■ Problem details ■
Repeat each entry as written, dropping any picture you find.

Dataset entries on figures:
==*==
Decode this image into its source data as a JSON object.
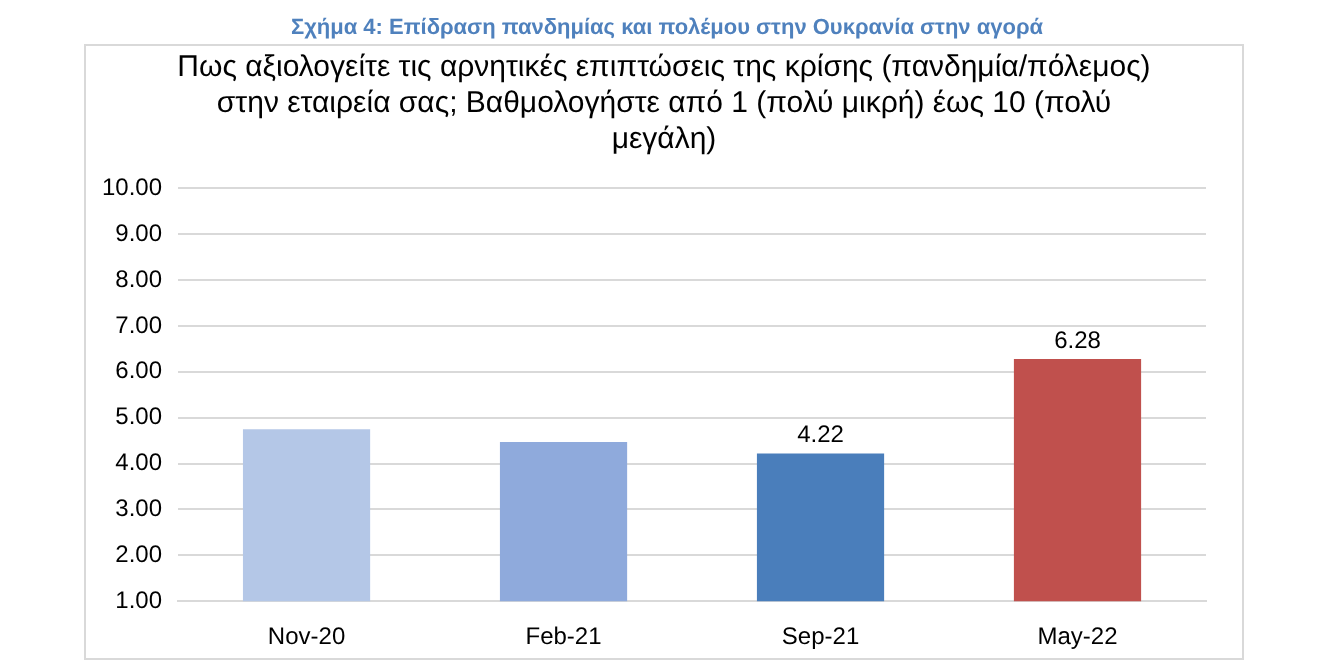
{
  "chart_data": {
    "type": "bar",
    "title": "Σχήμα 4: Επίδραση πανδημίας και πολέμου στην Ουκρανία στην αγορά",
    "subtitle": "Πως αξιολογείτε τις αρνητικές επιπτώσεις της κρίσης (πανδημία/πόλεμος) στην εταιρεία σας; Βαθμολογήστε από 1 (πολύ μικρή) έως 10 (πολύ μεγάλη)",
    "categories": [
      "Nov-20",
      "Feb-21",
      "Sep-21",
      "May-22"
    ],
    "values": [
      4.75,
      4.47,
      4.22,
      6.28
    ],
    "colors": [
      "#b4c7e7",
      "#8faadc",
      "#4a7ebb",
      "#c0504d"
    ],
    "value_labels": [
      null,
      null,
      "4.22",
      "6.28"
    ],
    "ylim": [
      1,
      10
    ],
    "yticks": [
      {
        "value": 1,
        "label": "1.00"
      },
      {
        "value": 2,
        "label": "2.00"
      },
      {
        "value": 3,
        "label": "3.00"
      },
      {
        "value": 4,
        "label": "4.00"
      },
      {
        "value": 5,
        "label": "5.00"
      },
      {
        "value": 6,
        "label": "6.00"
      },
      {
        "value": 7,
        "label": "7.00"
      },
      {
        "value": 8,
        "label": "8.00"
      },
      {
        "value": 9,
        "label": "9.00"
      },
      {
        "value": 10,
        "label": "10.00"
      }
    ],
    "grid": "y",
    "legend": false
  }
}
==*==
■ Task answer ■
Decode this image into its source data as a JSON object.
{
  "chart_data": {
    "type": "bar",
    "title": "Σχήμα 4: Επίδραση πανδημίας και πολέμου στην Ουκρανία στην αγορά",
    "subtitle": "Πως αξιολογείτε τις αρνητικές επιπτώσεις της κρίσης (πανδημία/πόλεμος) στην εταιρεία σας; Βαθμολογήστε από 1 (πολύ μικρή) έως 10 (πολύ μεγάλη)",
    "categories": [
      "Nov-20",
      "Feb-21",
      "Sep-21",
      "May-22"
    ],
    "values": [
      4.75,
      4.47,
      4.22,
      6.28
    ],
    "colors": [
      "#b4c7e7",
      "#8faadc",
      "#4a7ebb",
      "#c0504d"
    ],
    "value_labels": [
      null,
      null,
      "4.22",
      "6.28"
    ],
    "ylim": [
      1,
      10
    ],
    "yticks": [
      {
        "value": 1,
        "label": "1.00"
      },
      {
        "value": 2,
        "label": "2.00"
      },
      {
        "value": 3,
        "label": "3.00"
      },
      {
        "value": 4,
        "label": "4.00"
      },
      {
        "value": 5,
        "label": "5.00"
      },
      {
        "value": 6,
        "label": "6.00"
      },
      {
        "value": 7,
        "label": "7.00"
      },
      {
        "value": 8,
        "label": "8.00"
      },
      {
        "value": 9,
        "label": "9.00"
      },
      {
        "value": 10,
        "label": "10.00"
      }
    ],
    "grid": "y",
    "legend": false
  }
}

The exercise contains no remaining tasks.